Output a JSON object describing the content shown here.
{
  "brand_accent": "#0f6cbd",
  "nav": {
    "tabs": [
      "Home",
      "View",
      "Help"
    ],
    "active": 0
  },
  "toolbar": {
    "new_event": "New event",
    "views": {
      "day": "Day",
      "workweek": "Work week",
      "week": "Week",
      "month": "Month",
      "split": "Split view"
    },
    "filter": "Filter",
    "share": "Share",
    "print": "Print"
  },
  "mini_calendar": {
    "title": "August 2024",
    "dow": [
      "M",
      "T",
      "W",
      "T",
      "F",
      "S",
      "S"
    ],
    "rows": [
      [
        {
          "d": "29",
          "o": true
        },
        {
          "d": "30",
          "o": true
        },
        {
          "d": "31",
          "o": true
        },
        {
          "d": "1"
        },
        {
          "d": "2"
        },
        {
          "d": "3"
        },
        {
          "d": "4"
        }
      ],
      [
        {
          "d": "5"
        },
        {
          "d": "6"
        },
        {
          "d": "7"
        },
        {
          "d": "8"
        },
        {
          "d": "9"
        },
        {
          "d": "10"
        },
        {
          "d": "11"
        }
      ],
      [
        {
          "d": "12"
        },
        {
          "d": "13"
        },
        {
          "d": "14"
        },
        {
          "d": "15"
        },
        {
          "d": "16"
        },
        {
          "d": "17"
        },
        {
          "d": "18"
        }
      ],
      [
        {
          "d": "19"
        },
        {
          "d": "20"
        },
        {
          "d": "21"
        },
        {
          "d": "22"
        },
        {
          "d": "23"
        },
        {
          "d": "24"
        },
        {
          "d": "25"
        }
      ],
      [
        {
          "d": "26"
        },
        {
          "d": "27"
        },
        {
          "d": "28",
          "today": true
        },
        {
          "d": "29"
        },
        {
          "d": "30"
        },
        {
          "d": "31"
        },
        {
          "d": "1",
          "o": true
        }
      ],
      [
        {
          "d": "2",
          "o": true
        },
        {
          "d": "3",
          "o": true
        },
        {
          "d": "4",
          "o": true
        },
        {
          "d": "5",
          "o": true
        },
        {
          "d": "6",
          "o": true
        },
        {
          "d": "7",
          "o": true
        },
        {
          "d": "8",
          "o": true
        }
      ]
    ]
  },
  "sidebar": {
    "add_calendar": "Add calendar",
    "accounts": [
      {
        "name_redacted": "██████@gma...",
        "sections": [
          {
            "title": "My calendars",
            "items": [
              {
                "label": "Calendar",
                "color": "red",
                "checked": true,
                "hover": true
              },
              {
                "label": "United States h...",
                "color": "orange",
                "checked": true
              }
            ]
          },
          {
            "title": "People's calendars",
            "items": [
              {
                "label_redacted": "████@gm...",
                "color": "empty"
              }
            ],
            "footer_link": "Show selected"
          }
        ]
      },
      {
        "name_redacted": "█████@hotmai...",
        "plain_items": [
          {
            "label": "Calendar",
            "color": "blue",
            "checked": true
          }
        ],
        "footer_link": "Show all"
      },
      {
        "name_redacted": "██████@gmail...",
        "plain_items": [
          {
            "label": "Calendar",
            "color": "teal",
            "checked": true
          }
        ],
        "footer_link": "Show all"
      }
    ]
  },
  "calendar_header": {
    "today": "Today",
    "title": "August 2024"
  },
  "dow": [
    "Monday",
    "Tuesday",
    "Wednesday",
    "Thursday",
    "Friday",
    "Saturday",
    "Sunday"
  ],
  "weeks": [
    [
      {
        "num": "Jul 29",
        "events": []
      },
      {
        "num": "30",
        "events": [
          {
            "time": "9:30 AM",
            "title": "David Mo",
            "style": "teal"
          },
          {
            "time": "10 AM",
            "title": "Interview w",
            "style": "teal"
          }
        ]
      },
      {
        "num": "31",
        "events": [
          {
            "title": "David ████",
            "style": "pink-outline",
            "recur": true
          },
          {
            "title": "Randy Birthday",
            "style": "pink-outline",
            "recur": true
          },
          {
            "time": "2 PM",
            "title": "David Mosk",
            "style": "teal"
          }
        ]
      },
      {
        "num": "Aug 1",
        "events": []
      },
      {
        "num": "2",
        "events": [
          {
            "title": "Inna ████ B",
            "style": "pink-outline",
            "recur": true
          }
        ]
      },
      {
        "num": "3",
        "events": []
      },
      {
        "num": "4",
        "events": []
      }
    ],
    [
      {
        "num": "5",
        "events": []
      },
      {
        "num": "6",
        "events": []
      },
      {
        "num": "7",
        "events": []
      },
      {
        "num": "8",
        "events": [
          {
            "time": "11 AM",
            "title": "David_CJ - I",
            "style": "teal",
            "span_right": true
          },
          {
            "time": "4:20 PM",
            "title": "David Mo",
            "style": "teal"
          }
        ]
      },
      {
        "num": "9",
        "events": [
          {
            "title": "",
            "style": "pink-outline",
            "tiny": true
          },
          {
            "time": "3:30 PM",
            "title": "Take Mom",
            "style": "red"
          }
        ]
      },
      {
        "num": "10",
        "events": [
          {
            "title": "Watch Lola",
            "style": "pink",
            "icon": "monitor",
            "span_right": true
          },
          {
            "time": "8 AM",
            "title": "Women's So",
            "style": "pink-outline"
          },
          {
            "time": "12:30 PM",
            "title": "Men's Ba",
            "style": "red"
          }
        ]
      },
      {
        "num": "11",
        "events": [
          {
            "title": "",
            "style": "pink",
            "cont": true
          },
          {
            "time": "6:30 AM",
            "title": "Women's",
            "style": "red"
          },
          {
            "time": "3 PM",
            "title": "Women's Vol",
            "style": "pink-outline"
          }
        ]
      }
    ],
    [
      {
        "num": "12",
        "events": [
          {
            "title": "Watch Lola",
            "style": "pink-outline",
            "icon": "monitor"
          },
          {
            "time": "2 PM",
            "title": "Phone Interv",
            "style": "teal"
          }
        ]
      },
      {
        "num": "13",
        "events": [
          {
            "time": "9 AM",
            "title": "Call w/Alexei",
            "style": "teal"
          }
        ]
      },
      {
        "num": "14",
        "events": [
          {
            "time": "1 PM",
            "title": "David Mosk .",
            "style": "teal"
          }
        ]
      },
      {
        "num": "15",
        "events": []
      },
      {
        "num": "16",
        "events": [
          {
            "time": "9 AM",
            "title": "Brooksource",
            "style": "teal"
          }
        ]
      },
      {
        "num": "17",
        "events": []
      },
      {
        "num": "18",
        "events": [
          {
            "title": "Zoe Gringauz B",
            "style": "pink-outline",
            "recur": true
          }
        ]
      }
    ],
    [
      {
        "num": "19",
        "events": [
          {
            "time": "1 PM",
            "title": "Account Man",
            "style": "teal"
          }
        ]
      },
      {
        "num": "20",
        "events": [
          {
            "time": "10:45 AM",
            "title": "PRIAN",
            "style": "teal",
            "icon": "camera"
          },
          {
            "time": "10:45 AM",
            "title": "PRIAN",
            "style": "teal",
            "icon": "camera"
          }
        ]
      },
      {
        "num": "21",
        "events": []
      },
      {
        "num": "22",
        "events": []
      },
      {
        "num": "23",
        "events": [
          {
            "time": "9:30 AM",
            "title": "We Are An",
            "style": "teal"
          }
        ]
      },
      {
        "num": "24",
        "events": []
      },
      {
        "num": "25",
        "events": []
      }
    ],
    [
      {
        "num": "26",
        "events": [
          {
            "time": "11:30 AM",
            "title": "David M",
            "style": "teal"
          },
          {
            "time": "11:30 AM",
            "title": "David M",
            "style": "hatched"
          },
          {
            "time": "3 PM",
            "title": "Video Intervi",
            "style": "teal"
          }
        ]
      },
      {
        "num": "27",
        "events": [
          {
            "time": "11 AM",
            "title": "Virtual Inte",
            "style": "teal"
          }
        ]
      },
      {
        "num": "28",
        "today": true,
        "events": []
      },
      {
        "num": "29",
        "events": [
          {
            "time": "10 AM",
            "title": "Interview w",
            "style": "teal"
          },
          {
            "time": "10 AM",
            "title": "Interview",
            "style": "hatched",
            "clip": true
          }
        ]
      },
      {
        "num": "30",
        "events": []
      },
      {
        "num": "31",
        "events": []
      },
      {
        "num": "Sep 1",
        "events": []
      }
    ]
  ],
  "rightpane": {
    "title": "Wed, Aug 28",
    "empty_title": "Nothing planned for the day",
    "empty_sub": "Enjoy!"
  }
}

STATED GOAL: Show every line from the entries above in which the word "checked" appears.

ANSWER TO THE EXERCISE:
                "checked": true,
                "checked": true
            "checked": true
            "checked": true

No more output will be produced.